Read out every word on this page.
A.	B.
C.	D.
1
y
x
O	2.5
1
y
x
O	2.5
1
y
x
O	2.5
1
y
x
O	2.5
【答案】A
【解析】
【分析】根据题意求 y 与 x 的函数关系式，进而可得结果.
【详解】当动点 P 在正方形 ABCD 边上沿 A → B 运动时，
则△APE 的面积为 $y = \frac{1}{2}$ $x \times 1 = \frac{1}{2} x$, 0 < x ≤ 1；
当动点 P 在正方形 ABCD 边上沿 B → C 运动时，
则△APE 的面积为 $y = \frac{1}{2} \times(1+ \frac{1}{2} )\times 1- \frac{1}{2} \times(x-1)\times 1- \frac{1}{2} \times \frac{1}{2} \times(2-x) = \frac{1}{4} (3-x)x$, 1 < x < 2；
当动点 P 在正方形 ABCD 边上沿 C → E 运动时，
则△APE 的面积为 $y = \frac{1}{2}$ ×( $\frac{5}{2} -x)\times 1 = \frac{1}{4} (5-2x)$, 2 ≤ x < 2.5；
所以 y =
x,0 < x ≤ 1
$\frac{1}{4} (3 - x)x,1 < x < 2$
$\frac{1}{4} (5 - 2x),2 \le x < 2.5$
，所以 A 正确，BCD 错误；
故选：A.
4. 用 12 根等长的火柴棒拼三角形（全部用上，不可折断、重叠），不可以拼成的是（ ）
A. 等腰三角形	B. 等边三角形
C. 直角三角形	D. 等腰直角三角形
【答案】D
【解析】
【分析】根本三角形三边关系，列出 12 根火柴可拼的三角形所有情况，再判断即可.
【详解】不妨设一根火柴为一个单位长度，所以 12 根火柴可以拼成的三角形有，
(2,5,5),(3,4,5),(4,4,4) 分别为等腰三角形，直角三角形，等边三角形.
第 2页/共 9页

####################

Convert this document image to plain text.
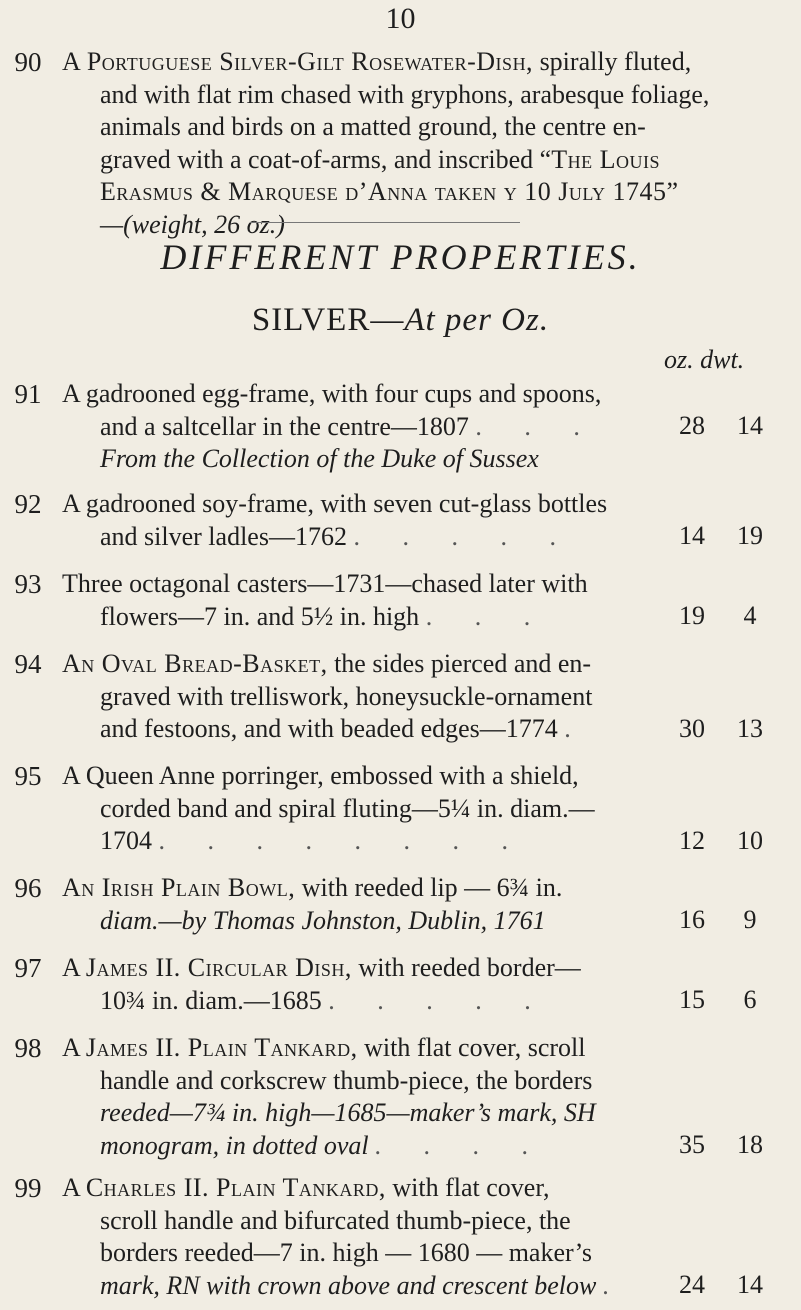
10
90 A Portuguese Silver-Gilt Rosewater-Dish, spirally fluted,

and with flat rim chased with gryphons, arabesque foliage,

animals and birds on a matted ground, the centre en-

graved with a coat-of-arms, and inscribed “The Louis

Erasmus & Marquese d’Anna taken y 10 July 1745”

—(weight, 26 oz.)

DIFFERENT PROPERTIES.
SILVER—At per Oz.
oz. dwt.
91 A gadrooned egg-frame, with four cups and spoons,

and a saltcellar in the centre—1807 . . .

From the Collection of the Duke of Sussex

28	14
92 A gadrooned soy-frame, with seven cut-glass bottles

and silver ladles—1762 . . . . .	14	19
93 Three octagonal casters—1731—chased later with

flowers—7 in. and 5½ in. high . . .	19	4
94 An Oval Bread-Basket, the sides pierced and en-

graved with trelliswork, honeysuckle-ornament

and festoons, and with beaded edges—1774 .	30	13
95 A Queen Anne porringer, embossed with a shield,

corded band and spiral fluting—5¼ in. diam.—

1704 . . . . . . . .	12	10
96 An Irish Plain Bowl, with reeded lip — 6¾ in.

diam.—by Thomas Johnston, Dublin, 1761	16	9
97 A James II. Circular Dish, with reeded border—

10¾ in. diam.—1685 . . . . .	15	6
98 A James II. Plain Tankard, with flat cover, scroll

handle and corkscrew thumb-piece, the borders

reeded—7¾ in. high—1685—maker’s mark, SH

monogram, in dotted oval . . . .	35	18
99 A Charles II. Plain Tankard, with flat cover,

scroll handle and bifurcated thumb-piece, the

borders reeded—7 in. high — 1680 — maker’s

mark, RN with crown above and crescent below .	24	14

####################

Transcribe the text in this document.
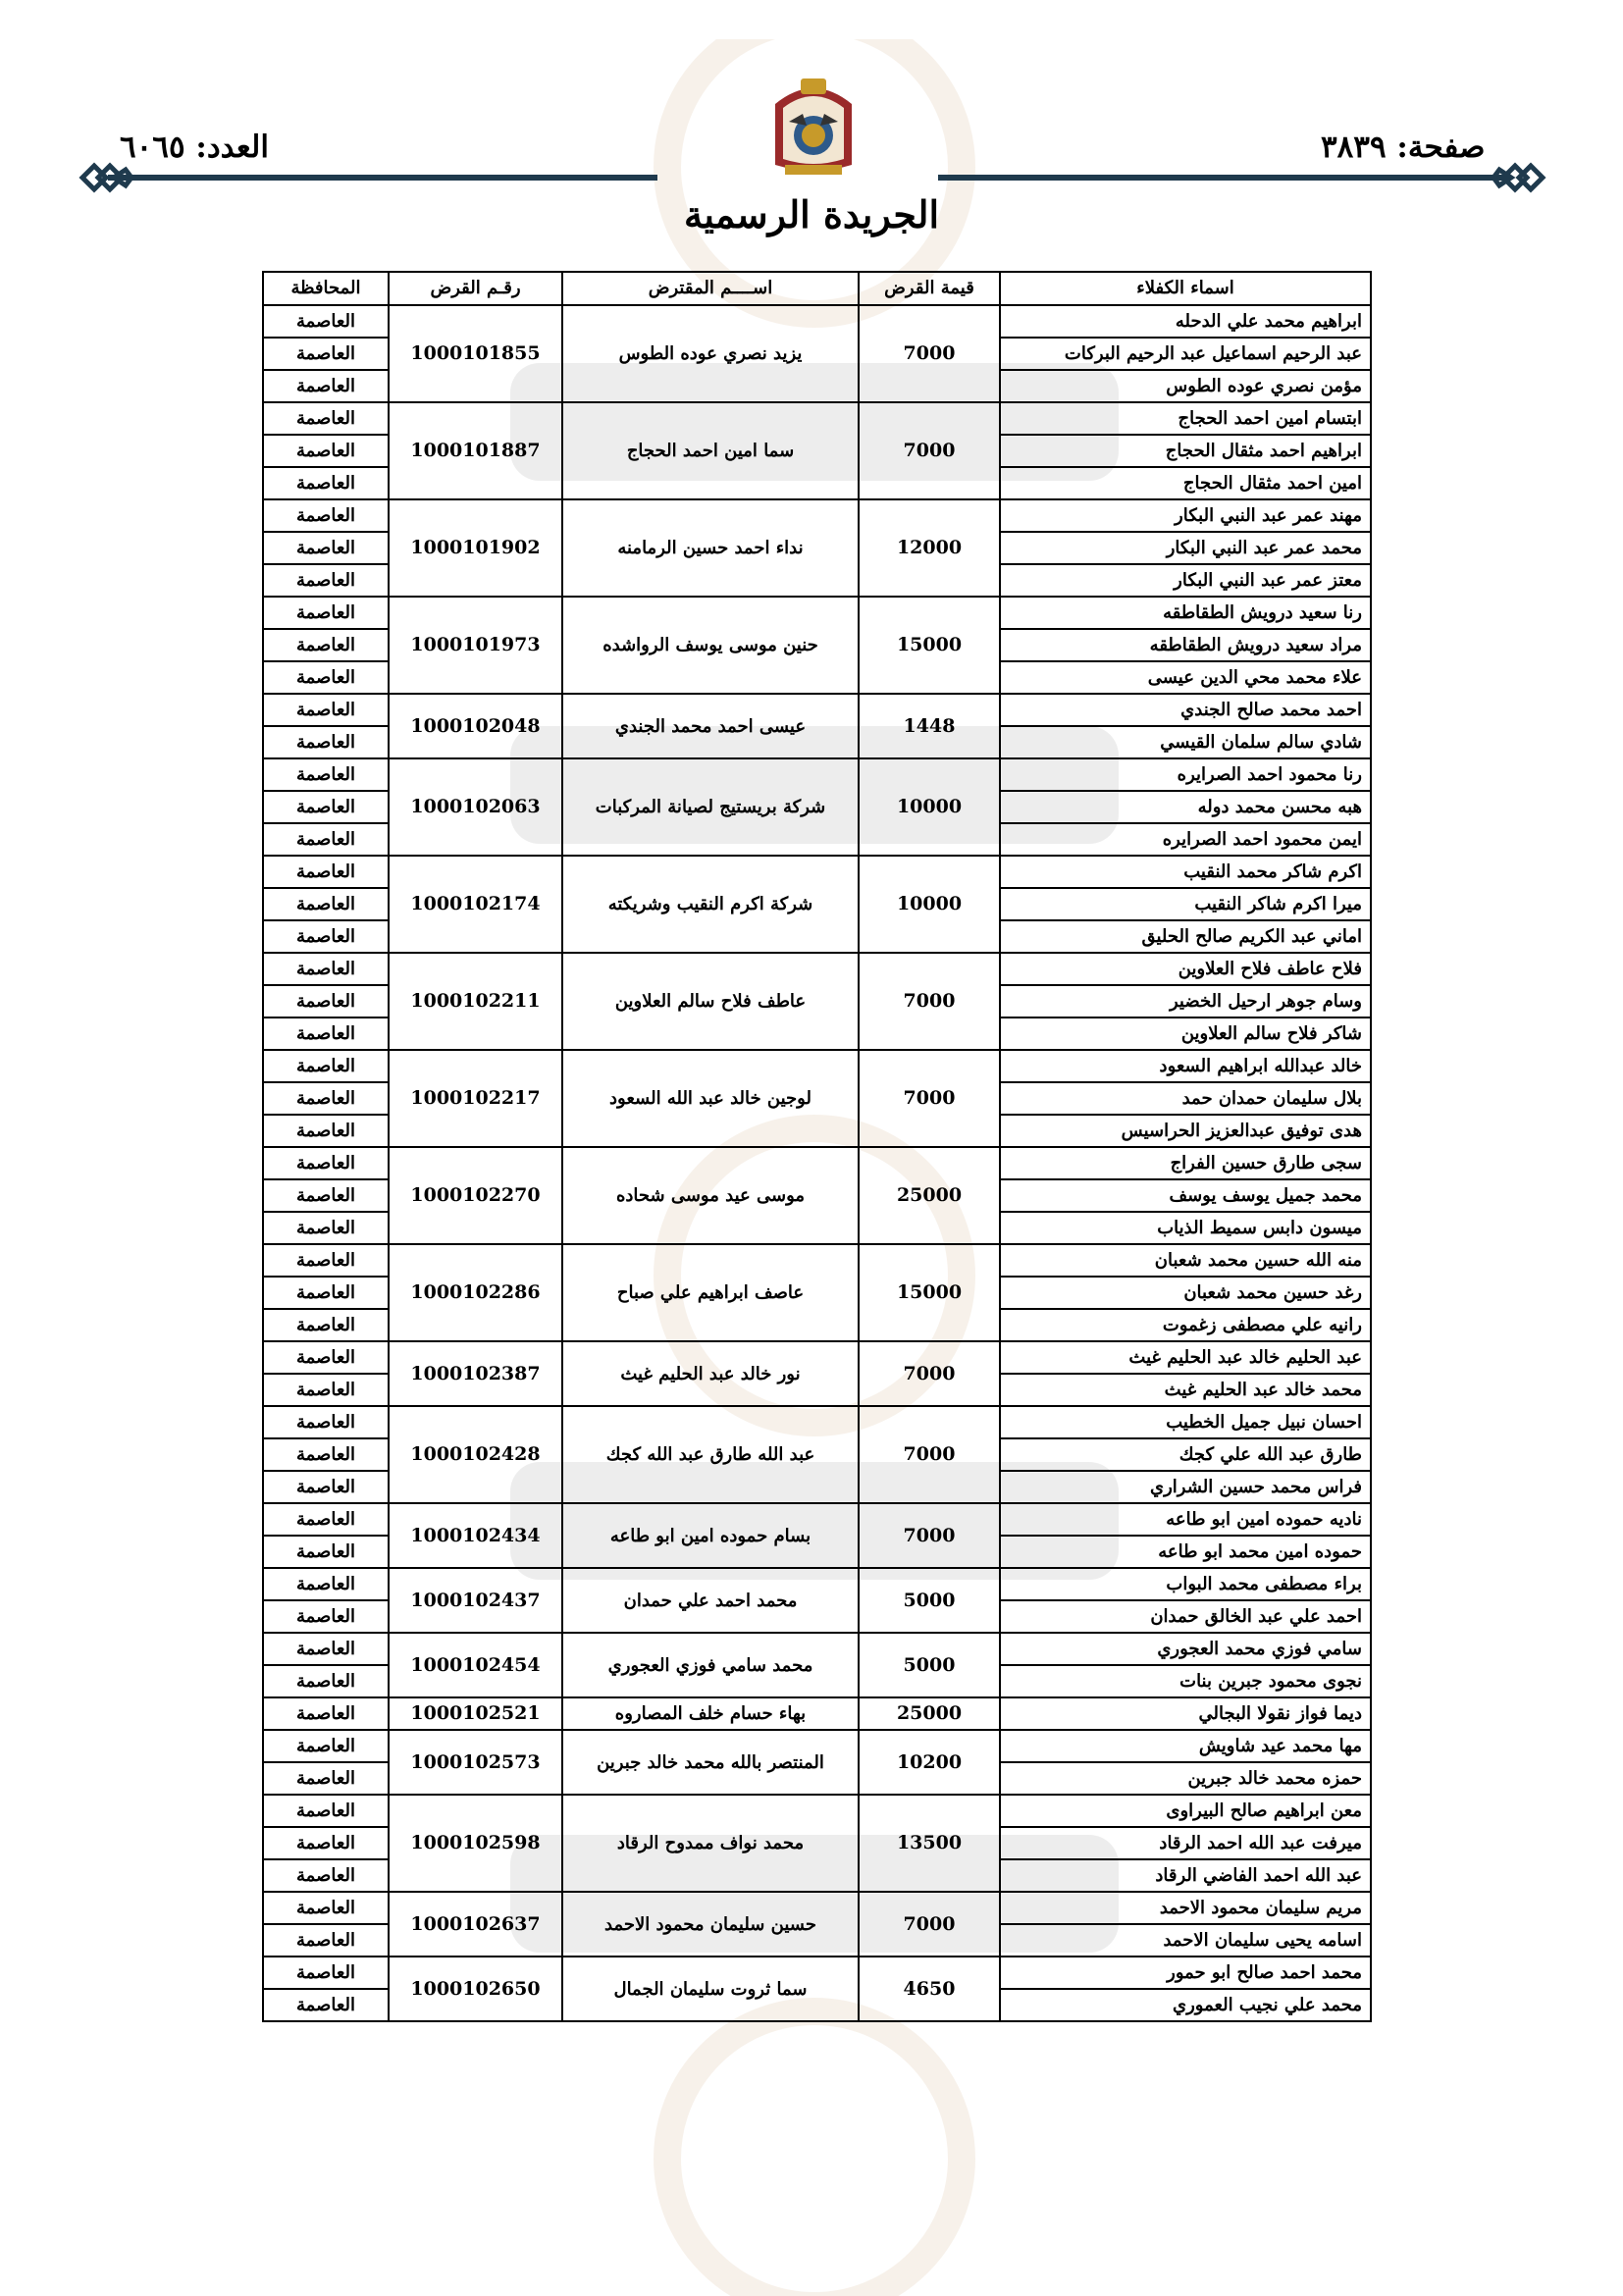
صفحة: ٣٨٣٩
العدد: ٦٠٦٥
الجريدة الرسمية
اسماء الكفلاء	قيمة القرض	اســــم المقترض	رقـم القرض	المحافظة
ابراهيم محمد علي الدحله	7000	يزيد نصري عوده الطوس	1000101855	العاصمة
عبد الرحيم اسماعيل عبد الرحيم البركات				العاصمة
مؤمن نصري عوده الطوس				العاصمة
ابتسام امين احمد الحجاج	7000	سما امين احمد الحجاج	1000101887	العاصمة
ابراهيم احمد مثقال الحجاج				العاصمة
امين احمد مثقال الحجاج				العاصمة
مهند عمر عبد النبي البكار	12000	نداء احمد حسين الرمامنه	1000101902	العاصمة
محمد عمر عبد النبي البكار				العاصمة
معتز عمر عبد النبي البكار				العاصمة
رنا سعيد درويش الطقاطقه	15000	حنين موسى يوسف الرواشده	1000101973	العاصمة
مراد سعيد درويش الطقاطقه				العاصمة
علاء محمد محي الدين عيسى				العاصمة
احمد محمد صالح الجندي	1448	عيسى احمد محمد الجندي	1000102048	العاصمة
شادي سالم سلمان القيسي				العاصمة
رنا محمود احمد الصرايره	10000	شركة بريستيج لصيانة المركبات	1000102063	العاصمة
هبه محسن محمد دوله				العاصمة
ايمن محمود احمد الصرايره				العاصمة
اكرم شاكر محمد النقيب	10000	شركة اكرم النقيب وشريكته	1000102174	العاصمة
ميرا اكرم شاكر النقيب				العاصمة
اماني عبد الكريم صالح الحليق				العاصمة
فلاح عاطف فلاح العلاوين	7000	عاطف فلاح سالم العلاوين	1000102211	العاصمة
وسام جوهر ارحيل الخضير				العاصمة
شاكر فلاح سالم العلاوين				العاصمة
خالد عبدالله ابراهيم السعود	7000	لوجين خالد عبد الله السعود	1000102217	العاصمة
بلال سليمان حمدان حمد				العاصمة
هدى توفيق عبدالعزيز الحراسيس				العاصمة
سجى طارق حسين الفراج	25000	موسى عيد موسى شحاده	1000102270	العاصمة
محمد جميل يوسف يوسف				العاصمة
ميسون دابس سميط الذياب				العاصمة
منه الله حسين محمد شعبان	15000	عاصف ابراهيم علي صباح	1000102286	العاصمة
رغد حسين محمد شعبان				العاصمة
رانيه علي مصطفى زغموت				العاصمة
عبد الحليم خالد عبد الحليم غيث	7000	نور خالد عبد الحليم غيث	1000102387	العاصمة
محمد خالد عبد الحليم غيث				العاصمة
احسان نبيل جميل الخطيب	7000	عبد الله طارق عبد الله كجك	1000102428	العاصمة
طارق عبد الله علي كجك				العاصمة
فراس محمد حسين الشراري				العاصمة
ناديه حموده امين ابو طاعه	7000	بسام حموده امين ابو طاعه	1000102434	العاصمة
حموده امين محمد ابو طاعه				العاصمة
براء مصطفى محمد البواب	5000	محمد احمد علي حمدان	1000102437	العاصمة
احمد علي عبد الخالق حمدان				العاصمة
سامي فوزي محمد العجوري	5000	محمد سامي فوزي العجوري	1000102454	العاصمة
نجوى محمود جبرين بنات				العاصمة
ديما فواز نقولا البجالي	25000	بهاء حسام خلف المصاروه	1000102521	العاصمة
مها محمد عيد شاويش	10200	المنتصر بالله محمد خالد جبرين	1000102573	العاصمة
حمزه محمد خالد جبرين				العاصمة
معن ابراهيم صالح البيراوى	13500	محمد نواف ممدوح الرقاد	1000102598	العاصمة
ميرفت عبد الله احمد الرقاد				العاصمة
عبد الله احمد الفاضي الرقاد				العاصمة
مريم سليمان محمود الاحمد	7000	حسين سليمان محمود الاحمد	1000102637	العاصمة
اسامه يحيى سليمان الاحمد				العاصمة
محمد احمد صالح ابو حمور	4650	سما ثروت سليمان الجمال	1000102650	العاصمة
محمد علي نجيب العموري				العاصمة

####################

Work instructions: Using the records above, copy every line that has the word "جميل" in it.

Output for this exercise:
محمد جميل يوسف يوسف				العاصمة
احسان نبيل جميل الخطيب	7000	عبد الله طارق عبد الله كجك	1000102428	العاصمة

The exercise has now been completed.